Kamis, 22 Desember 2011

PENERAPAN PERTANIAN BERKELANJUTAN UNTUK MENINGKATKAN KETAHANAN PANGAN



PENERAPAN PERTANIAN BERKELANJUTAN UNTUK MENINGKATKAN KETAHANAN PANGAN
PENERAPAN PERTANIAN BERKELANJUTAN
UNTUK MENINGKATKAN KETAHANAN PANGAN


Latar Belakang Masalah 
Pendekatan dan praktek pertanian konvensional yang dilaksanakan di sebagian besar negara maju dan negara sedang berkembang termasuk Indonesia merupakan praktek pertanian yang tidak mengikuti prinsip-prinsip pembangunan berkelanjutan. Pertanian konvensional dilandasi oleh pendekatan industrial dengan orientasi pertanian agribisnis skala besar, padat modal, padat inovasi teknologi, penanaman benih/varietas tanaman unggul secara seragam spasial dan temporal, serta ketergantungan pada masukan produksi dari luar yang boros energi tak terbarukan, termasuk penggunaan berbagai jenis agrokimia (pupuk dan pestisida), dan alat mesin pertanian. Secara teoritis dan perhitungan ekonomi penerapan pertanian konvensional dianggap sebagai alternatif teknologi yang tepat untuk menyelesaikan masalah kekurangan pangan dan gizi serta ketahanan pangan yang dihadapi penduduk dunia.
# # # # #
* **Tugas Latihan 1**
Salin persis bagian teks tentang pertanian berkelanjutan, mulai dari "Latar Belakang Masalah" hingga "dihadapi penduduk dunia.".
Teks dan entri di sini tidak berhubungan satu sama lain.
# # # # #
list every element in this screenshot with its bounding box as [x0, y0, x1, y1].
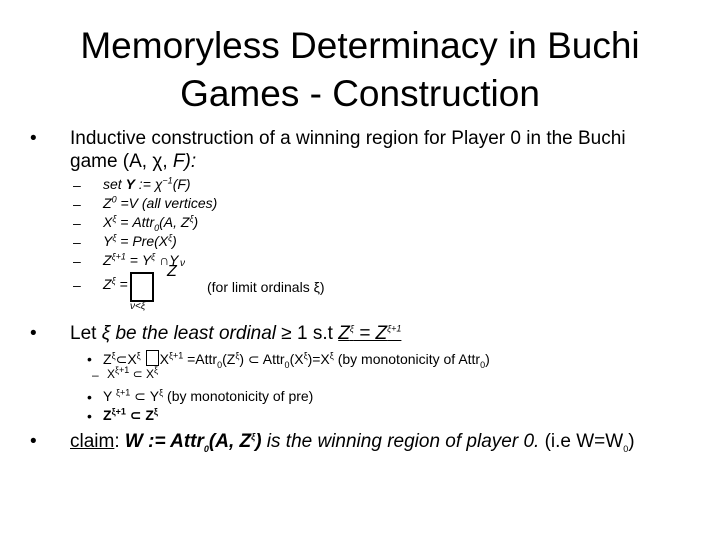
- bullet2-text: Let ξ be the least ordinal ≥ 1 s.t $Z^\xi = Z^{\xi+1}$: [70, 323, 402, 344]
- bullet-marker: •: [30, 431, 37, 452]
- sub-item-set-y: set Y := $\chi^{-1}(F)$: [103, 175, 191, 192]
- slide-title: [40, 22, 680, 118]
- sub-bullet-marker: •: [87, 351, 92, 367]
- sub-item-monotonicity-attr: $Z^\xi\subset X^\xi$ $X^{\xi+1}$ $=Attr_0(Z^\xi)$ ⊂ $Attr_0(X^\xi)=X^\xi$ (by monotonicity of Attr$_0$): [103, 350, 490, 370]
- intersection-symbol-placeholder: [130, 272, 154, 302]
- title-line-1: Memoryless Determinacy in Buchi: [80, 25, 640, 66]
- bullet-marker: •: [30, 128, 37, 149]
- sub-item-z0: $Z^0 =V$ (all vertices): [103, 194, 218, 211]
- limit-ordinals-note: (for limit ordinals ξ): [207, 279, 325, 295]
- sub-item-y-subset: Y $^{\xi+1}$ ⊂ $Y^\xi$ (by monotonicity of pre): [103, 387, 314, 404]
- sub-marker: –: [73, 196, 81, 212]
- sub-sub-marker: –: [92, 368, 99, 382]
- sub-marker: –: [73, 215, 81, 231]
- bullet1-line1: Inductive construction of a winning region for Player 0 in the Buchi: [70, 128, 626, 149]
- sub-marker: –: [73, 234, 81, 250]
- sub-marker: –: [73, 277, 81, 293]
- missing-glyph-icon: [146, 350, 159, 366]
- sub-marker: –: [73, 177, 81, 193]
- bullet1-line2: game (A, χ, F):: [70, 151, 197, 172]
- sub-bullet-marker: •: [87, 389, 92, 405]
- claim-text: claim: W := Attr$_0$(A, $Z^\xi$) is the winning region of player 0. (i.e $W=W_0$): [70, 431, 635, 454]
- title-line-2: Games - Construction: [180, 73, 540, 114]
- sub-item-z-next: $Z^{\xi+1} = Y^\xi$ ∩Y: [103, 251, 179, 268]
- sub-item-x-subset: $X^{\xi+1}$ ⊂ $X^\xi$: [107, 365, 159, 381]
- formula-subscript: ν<ξ: [130, 301, 146, 312]
- sub-bullet-marker: •: [87, 408, 92, 424]
- sub-item-z-limit: $Z^\xi$ =: [103, 275, 128, 292]
- sub-item-y-pre: $Y^\xi = Pre(X^\xi)$: [103, 232, 177, 249]
- formula-z: Z: [167, 263, 177, 280]
- formula-nu: ν: [180, 258, 185, 269]
- sub-item-x-attr: $X^\xi$ = Attr$_0$(A, $Z^\xi$): [103, 213, 199, 233]
- sub-item-z-subset: $Z^{\xi+1}$ ⊂ $Z^\xi$: [103, 406, 158, 423]
- bullet-marker: •: [30, 323, 37, 344]
- sub-marker: –: [73, 253, 81, 269]
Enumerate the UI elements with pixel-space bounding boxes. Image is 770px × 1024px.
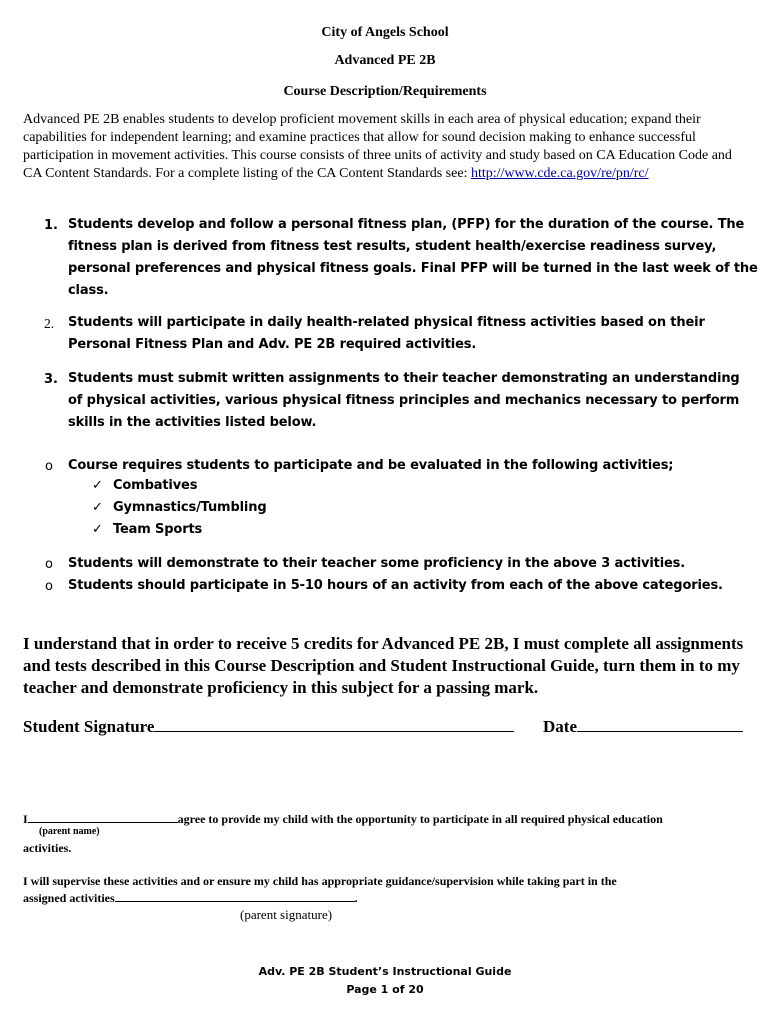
parent-agreement-text: agree to provide my child with the opportunity to participate in all required physical education: [177, 812, 663, 826]
activity-item: Gymnastics/Tumbling: [113, 500, 267, 515]
date-field[interactable]: [577, 716, 743, 732]
checkmark-icon: ✓: [92, 522, 103, 537]
activity-item: Team Sports: [113, 522, 203, 537]
supervision-row: [23, 889, 358, 906]
school-name: City of Angels School: [321, 25, 449, 40]
student-signature-row: [23, 716, 514, 737]
parent-name-field[interactable]: [28, 810, 178, 823]
bullet-icon: o: [45, 557, 53, 572]
parent-signature-caption: (parent signature): [240, 907, 333, 922]
activity-item: Combatives: [113, 478, 198, 493]
requirement-number: 2.: [44, 316, 55, 331]
parent-prefix: I: [23, 812, 28, 826]
requirement-item: Students must submit written assignments to their teacher demonstrating an understanding of physical activities, various physical fitness principles and mechanics necessary to perform skills in the activities listed below.: [68, 371, 740, 430]
course-description: [23, 111, 745, 183]
content-standards-link[interactable]: http://www.cde.ca.gov/re/pn/rc/: [470, 166, 649, 181]
parent-agreement-row: [23, 810, 663, 827]
parent-name-caption: (parent name): [39, 826, 100, 837]
supervision-period: .: [354, 891, 358, 905]
checkmark-icon: ✓: [92, 500, 103, 515]
requirement-item: Students develop and follow a personal fitness plan, (PFP) for the duration of the course. The fitness plan is derived from fitness test results, student health/exercise readiness survey, personal preferences and physical fitness goals. Final PFP will be turned in the last week of the class.: [68, 217, 758, 298]
requirement-number: 1.: [44, 218, 58, 233]
requirement-number: 3.: [44, 372, 58, 387]
bullet-icon: o: [45, 459, 53, 474]
requirement-item: Students will participate in daily health-related physical fitness activities based on their Personal Fitness Plan and Adv. PE 2B required activities.: [68, 315, 705, 352]
activities-intro: Course requires students to participate and be evaluated in the following activities;: [68, 458, 674, 473]
assigned-activities-label: assigned activities: [23, 891, 115, 905]
activities-word: activities.: [23, 841, 72, 855]
bullet-icon: o: [45, 579, 53, 594]
description-text: Advanced PE 2B enables students to develop proficient movement skills in each area of physical education; expand their capabilities for independent learning; and examine practices that allow for sound decision making to enhance successful participation in movement activities. This course consists of three units of activity and study based on CA Education Code and CA Content Standards. For a complete listing of the CA Content Standards see:: [23, 112, 732, 181]
student-signature-field[interactable]: [154, 716, 514, 732]
student-pledge: I understand that in order to receive 5 credits for Advanced PE 2B, I must complete all assignments and tests described in this Course Description and Student Instructional Guide, turn them in to my teacher and demonstrate proficiency in this subject for a passing mark.: [23, 634, 744, 697]
activity-note: Students should participate in 5-10 hours of an activity from each of the above categories.: [68, 578, 723, 593]
course-title: Advanced PE 2B: [334, 53, 436, 68]
parent-signature-field[interactable]: [115, 889, 355, 902]
checkmark-icon: ✓: [92, 478, 103, 493]
section-title: Course Description/Requirements: [283, 84, 487, 99]
date-row: [543, 716, 743, 737]
supervision-statement: I will supervise these activities and or ensure my child has appropriate guidance/supervision while taking part in the: [23, 874, 617, 888]
page-number: Page 1 of 20: [346, 983, 424, 996]
student-signature-label: Student Signature: [23, 717, 155, 736]
date-label: Date: [543, 717, 577, 736]
footer-title: Adv. PE 2B Student’s Instructional Guide: [258, 965, 512, 978]
activity-note: Students will demonstrate to their teacher some proficiency in the above 3 activities.: [68, 556, 686, 571]
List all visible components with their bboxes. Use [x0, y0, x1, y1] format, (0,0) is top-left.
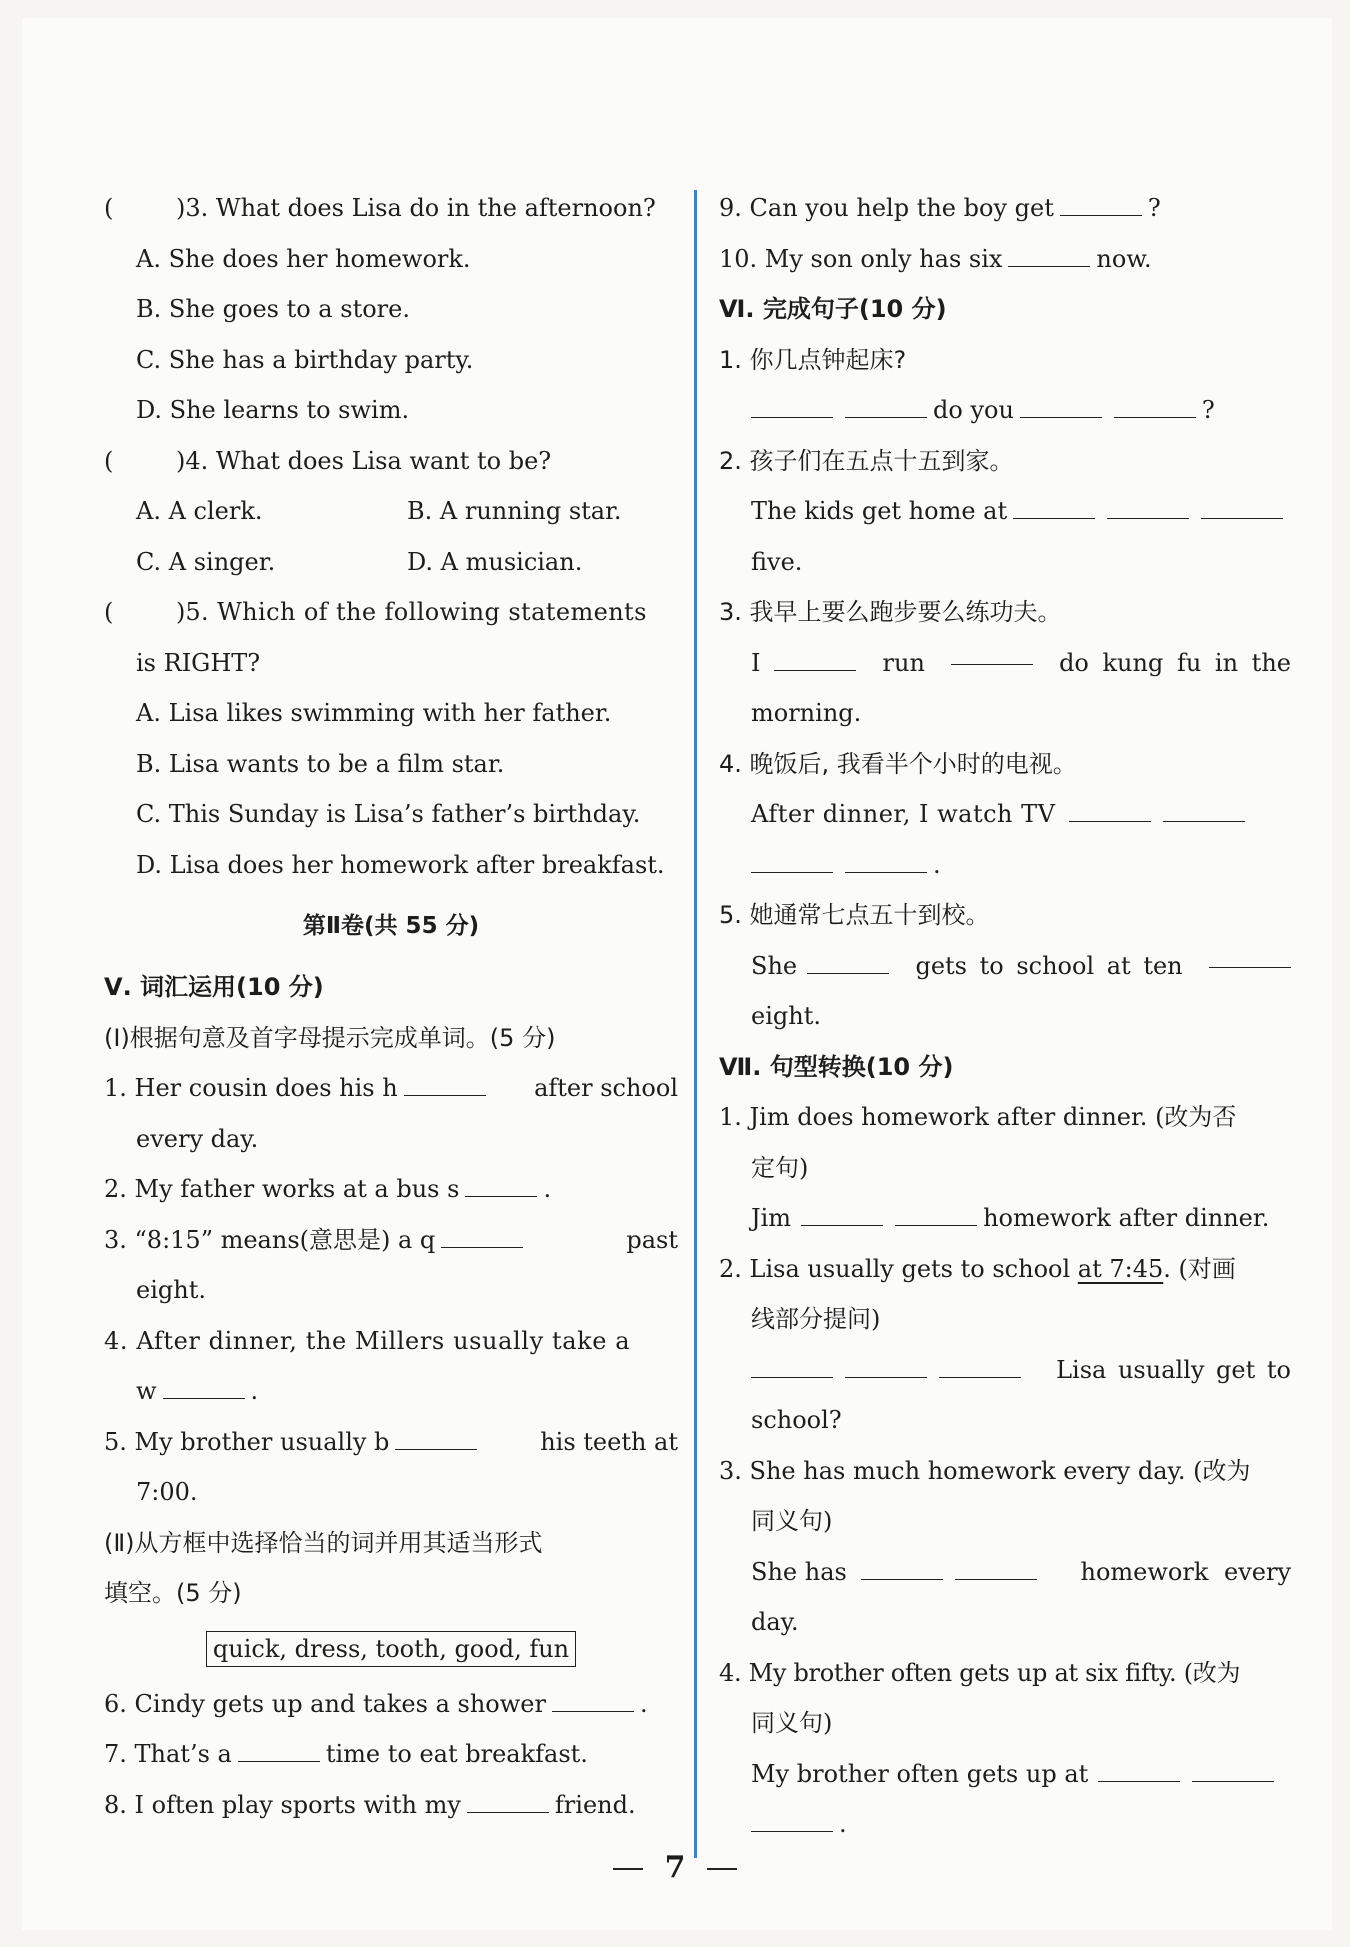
# # # # #
* **Tugas Latihan 2**
Tuliskan kembali persis baris-baris dalam entri, mulai dari baris yang memuat "- bullet2-text: Let" hingga baris yang memuat "- intersection-symbol-placeholder: [130, 272, 154, 302]", termasuk kedua baris tersebut.

* **Jawaban Tertulis 1**
Latar Belakang Masalah 
Pendekatan dan praktek pertanian konvensional yang dilaksanakan di sebagian besar negara maju dan negara sedang berkembang termasuk Indonesia merupakan praktek pertanian yang tidak mengikuti prinsip-prinsip pembangunan berkelanjutan. Pertanian konvensional dilandasi oleh pendekatan industrial dengan orientasi pertanian agribisnis skala besar, padat modal, padat inovasi teknologi, penanaman benih/varietas tanaman unggul secara seragam spasial dan temporal, serta ketergantungan pada masukan produksi dari luar yang boros energi tak terbarukan, termasuk penggunaan berbagai jenis agrokimia (pupuk dan pestisida), dan alat mesin pertanian. Secara teoritis dan perhitungan ekonomi penerapan pertanian konvensional dianggap sebagai alternatif teknologi yang tepat untuk menyelesaikan masalah kekurangan pangan dan gizi serta ketahanan pangan yang dihadapi penduduk dunia.

* **Jawaban Tertulis 2**
- bullet2-text: Let ξ be the least ordinal ≥ 1 s.t $Z^\xi = Z^{\xi+1}$: [70, 323, 402, 344]
- bullet-marker: •: [30, 431, 37, 452]
- sub-item-set-y: set Y := $\chi^{-1}(F)$: [103, 175, 191, 192]
- slide-title: [40, 22, 680, 118]
- sub-bullet-marker: •: [87, 351, 92, 367]
- sub-item-monotonicity-attr: $Z^\xi\subset X^\xi$ $X^{\xi+1}$ $=Attr_0(Z^\xi)$ ⊂ $Attr_0(X^\xi)=X^\xi$ (by monotonicity of Attr$_0$): [103, 350, 490, 370]
- intersection-symbol-placeholder: [130, 272, 154, 302]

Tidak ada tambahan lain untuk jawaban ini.